Document section:

Chicago Bridge arranges $800 million bridge loan to fund Shaw merger

By Angela McDaniels

Tacoma, Wash., Aug. 1 - Chicago Bridge & Iron Co. NV received commitments for $2.2 billion of new senior credit facilities on Monday, according to an 8-K filing with the Securities and Exchange Commission.

The facilities consists of an $800 million 364-day bridge loan facility, a $400 million five-year revolving credit facility and a $1 billion four-year term loan facility.

Bank of America, NA is the administrative agent. Bank of America Merrill Lynch and Credit Agricole Corporate and Investment Bank are the lead arrangers.

The borrowings may be used to finance the company's acquisition of Shaw Group Inc. and, in the case of the revolver, for working capital and other general corporate purposes after the merger closes.

Chicago Bridge & Iron agreed to acquire Shaw in a cash-and-stock deal valued at about $3 billion. The transaction is expected to close in the first quarter of 2013.

The availability of funds under the new facilities is subject to the completion of the merger. In addition, Chicago Bridge & Iron's pro forma leverage ratio must be 3.25 times or less on the merger's closing date, and Shaw must have at least $800 million of unrestricted cash and cash equivalents at closing.

From the commitment date until the facilities are funded, the company will pay a ticking fee of 30 basis points on the bridge facility and the revolver and 25 bps on the term loan facility.

Terms

The initial interest rate for the bridge facility will be Libor plus 225 bps. The margin over Libor will increase to 275 bps 91 days after closing, to 325 bps 181 days after closing and to 375 bps 271 days after closing.

The company will pay a duration fee for the bridge loan of 50 bps 90 days after the closing date, 100 bps 180 days after the closing date and 150 bps 270 days after the closing date.

Set tasks:
1/ Answer these questions using the financing article above:
(a) Which bank is the administrative agent?
(b) What ticking fee will the company pay on the term loan facility?
(c) What will the bridge facility's margin over Libor be 181 days after closing?
2/ Summarize the financing article in two sentences.
3/ Reproduce word for word the part of the financing article starting at "From the commitment" and ending at "the term loan facility.".

Data supplied:
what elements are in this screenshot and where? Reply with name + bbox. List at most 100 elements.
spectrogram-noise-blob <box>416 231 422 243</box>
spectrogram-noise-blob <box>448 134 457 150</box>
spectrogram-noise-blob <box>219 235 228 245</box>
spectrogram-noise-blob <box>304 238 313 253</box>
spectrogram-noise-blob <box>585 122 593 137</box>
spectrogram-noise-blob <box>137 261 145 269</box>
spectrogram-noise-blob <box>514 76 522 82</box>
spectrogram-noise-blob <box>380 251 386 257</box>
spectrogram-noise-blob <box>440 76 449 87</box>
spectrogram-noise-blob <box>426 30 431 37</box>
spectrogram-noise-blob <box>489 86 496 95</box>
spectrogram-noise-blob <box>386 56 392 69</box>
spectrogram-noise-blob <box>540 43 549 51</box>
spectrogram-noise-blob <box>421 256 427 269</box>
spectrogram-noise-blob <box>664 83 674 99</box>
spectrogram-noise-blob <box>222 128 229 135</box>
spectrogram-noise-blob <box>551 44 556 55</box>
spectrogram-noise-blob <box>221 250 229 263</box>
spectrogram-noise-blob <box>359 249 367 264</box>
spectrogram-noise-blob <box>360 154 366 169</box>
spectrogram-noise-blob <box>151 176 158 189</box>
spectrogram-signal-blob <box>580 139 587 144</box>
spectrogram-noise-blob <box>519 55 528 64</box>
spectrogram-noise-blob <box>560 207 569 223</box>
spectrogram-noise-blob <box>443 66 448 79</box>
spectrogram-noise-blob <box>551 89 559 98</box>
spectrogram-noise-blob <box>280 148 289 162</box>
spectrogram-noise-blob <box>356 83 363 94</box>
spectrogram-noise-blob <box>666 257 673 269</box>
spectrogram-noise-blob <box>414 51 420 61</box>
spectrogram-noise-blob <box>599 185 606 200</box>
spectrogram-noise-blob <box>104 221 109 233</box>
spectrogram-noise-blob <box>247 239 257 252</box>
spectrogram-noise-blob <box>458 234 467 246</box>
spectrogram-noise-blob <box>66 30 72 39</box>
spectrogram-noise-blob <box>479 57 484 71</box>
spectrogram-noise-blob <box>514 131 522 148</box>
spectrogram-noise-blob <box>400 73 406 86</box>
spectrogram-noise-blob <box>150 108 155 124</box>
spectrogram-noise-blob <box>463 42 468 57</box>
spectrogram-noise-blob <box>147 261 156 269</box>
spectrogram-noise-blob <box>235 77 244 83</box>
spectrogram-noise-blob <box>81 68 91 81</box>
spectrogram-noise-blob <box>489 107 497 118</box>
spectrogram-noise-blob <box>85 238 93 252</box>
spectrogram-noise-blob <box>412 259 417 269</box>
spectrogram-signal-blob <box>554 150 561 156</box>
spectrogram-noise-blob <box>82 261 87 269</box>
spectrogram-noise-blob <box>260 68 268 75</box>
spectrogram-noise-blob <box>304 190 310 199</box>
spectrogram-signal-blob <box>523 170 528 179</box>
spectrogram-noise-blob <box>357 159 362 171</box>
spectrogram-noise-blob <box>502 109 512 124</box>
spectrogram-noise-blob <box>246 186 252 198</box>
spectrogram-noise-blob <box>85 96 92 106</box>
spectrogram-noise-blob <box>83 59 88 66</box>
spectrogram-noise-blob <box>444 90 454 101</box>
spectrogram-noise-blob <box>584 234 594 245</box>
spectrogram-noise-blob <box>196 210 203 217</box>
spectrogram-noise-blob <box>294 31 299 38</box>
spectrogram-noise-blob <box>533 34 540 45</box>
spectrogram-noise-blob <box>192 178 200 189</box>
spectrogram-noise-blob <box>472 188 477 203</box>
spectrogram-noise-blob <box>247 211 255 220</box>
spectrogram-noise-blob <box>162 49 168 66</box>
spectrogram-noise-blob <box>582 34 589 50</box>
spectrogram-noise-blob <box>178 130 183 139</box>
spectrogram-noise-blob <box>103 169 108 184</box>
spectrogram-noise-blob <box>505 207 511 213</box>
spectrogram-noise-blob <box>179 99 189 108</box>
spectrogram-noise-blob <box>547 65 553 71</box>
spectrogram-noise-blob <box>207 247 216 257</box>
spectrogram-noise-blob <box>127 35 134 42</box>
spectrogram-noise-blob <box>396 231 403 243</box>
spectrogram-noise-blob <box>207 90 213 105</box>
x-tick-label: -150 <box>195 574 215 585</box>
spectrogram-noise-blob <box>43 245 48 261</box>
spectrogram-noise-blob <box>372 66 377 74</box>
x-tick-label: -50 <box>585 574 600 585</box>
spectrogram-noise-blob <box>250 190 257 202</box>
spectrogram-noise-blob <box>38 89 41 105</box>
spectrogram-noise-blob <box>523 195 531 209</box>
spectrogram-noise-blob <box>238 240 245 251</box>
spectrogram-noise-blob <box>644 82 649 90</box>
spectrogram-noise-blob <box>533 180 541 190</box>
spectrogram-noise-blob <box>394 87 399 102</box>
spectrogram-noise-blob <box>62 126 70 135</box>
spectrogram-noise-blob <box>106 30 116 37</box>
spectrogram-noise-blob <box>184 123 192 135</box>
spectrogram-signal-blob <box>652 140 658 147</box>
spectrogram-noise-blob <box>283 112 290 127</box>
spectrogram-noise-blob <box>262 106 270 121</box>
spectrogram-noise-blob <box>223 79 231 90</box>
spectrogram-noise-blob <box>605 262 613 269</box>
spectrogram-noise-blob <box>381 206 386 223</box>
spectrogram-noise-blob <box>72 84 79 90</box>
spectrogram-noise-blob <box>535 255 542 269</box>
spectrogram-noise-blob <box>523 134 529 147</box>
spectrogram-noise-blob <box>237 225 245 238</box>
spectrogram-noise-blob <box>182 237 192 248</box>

The answers:
1/
(a) Bank of America, NA
(b) 25 basis points
(c) 325 basis points

2/ Chicago Bridge & Iron received commitments for $2.2 billion of new senior credit facilities: an $800 million bridge loan, a $400 million revolver and a $1 billion term loan. The money may fund its roughly $3 billion acquisition of Shaw Group, and it is available only if the merger is completed and certain leverage and cash conditions are met at closing.

3/
From the commitment date until the facilities are funded, the company will pay a ticking fee of 30 basis points on the bridge facility and the revolver and 25 bps on the term loan facility.